• **EXCERTO SELECIONADO**
* * * * *

2. Porque o arguido o requereu, foi autorizada a substituição desta pena de multa por trabalho a favor da comunidade.
3. Assim, e "ao abrigo do disposto no artigo 58.°, n.° 3, do Código Penal, aplicável por força do disposto no artigo 48.°, n.° 2 do mesmo diploma" foi determinado que o arguido cumpra 53 (cinquenta e três) horas de trabalho a favor da comunidade, em substituição daquela pena de 80 dias de multa.
4. Com efeito, entendeu a Exma. Juiz que tendo sido aplicada ao arguido uma pena de 80 dias de multa, a que correspondem 53 dias de prisão subsidiária (artigo 49.°, n.° 1 do Código Penal), teria este de cumprir 53 horas de trabalho a favor da comunidade.
5. Entendemos que, no presente caso, não foi correctamente aplicado o disposto no citado artigo 48.°, n.° 2, do Código Penal.
6. Na verdade, quando aí se diz correspondentemente aplicável o disposto no artigo 58.°, n.° 3" quer-se dizer que este último normativo se aplica mutatis mutandis, ou seja, com as necessárias adaptações.
7. Ou seja, o que se pretende é que se aplique apenas a regra da correspondência aí prescrita, ou seja, uma hora de trabalho para cada dia de multa.

* * * * *

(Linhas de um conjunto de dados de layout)
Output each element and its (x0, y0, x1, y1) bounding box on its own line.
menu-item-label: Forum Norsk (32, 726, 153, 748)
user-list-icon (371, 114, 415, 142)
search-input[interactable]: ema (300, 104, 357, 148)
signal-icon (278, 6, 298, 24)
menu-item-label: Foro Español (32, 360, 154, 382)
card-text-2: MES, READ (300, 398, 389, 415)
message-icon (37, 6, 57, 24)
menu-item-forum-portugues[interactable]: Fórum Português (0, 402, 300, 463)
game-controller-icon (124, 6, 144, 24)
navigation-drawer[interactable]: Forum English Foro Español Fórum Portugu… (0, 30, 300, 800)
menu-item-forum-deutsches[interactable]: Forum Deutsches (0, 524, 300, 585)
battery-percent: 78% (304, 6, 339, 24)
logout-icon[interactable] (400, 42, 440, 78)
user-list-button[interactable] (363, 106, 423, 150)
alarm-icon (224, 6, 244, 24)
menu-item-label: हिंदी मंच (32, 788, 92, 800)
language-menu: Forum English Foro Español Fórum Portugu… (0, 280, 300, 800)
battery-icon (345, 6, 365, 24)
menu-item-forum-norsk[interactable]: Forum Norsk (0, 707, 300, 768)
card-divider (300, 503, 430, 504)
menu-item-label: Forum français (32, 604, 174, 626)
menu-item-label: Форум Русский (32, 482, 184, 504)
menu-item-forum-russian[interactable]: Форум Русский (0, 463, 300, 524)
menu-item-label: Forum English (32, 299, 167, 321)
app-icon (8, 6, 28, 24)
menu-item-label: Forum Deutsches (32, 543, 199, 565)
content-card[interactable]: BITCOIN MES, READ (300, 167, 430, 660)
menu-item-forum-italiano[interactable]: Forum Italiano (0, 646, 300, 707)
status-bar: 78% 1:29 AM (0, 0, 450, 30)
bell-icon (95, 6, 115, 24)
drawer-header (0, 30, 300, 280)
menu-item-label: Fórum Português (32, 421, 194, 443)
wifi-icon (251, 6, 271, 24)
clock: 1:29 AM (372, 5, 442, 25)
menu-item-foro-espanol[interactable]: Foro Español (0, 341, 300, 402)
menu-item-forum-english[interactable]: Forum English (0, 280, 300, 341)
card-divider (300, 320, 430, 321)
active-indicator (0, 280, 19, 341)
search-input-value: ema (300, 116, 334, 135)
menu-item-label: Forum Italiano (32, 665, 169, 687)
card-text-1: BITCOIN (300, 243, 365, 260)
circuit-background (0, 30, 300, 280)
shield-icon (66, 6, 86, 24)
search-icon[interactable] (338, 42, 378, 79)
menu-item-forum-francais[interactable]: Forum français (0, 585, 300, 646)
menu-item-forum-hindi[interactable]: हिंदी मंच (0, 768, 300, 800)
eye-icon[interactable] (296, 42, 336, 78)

* * * * *

• **REQUISITOS DO EXERCÍCIO**
[1] Reproduz sem alterações a parte do excerto sobre a substituição da pena de multa que abre com as palavras "3. Assim, e" e fecha com "do Código Penal.".
[2] Apresenta como lista numerada as entradas desde o início até à linha que contém "app-icon (8, 6, 28, 24)", incluindo ambas, e omite as linhas em branco.

• **RESPOSTAS**
[1]
3. Assim, e "ao abrigo do disposto no artigo 58.°, n.° 3, do Código Penal, aplicável por força do disposto no artigo 48.°, n.° 2 do mesmo diploma" foi determinado que o arguido cumpra 53 (cinquenta e três) horas de trabalho a favor da comunidade, em substituição daquela pena de 80 dias de multa.
4. Com efeito, entendeu a Exma. Juiz que tendo sido aplicada ao arguido uma pena de 80 dias de multa, a que correspondem 53 dias de prisão subsidiária (artigo 49.°, n.° 1 do Código Penal), teria este de cumprir 53 horas de trabalho a favor da comunidade.
5. Entendemos que, no presente caso, não foi correctamente aplicado o disposto no citado artigo 48.°, n.° 2, do Código Penal.

[2]
1. Output each element and its (x0, y0, x1, y1) bounding box on its own line.
2. menu-item-label: Forum Norsk (32, 726, 153, 748)
3. user-list-icon (371, 114, 415, 142)
4. search-input[interactable]: ema (300, 104, 357, 148)
5. signal-icon (278, 6, 298, 24)
6. menu-item-label: Foro Español (32, 360, 154, 382)
7. card-text-2: MES, READ (300, 398, 389, 415)
8. message-icon (37, 6, 57, 24)
9. menu-item-forum-portugues[interactable]: Fórum Português (0, 402, 300, 463)
10. game-controller-icon (124, 6, 144, 24)
11. navigation-drawer[interactable]: Forum English Foro Español Fórum Portugu… (0, 30, 300, 800)
12. menu-item-forum-deutsches[interactable]: Forum Deutsches (0, 524, 300, 585)
13. battery-percent: 78% (304, 6, 339, 24)
14. logout-icon[interactable] (400, 42, 440, 78)
15. user-list-button[interactable] (363, 106, 423, 150)
16. alarm-icon (224, 6, 244, 24)
17. menu-item-label: हिंदी मंच (32, 788, 92, 800)
18. language-menu: Forum English Foro Español Fórum Portugu… (0, 280, 300, 800)
19. battery-icon (345, 6, 365, 24)
20. menu-item-forum-norsk[interactable]: Forum Norsk (0, 707, 300, 768)
21. card-divider (300, 503, 430, 504)
22. menu-item-label: Forum français (32, 604, 174, 626)
23. menu-item-label: Форум Русский (32, 482, 184, 504)
24. menu-item-forum-russian[interactable]: Форум Русский (0, 463, 300, 524)
25. menu-item-label: Forum English (32, 299, 167, 321)
26. app-icon (8, 6, 28, 24)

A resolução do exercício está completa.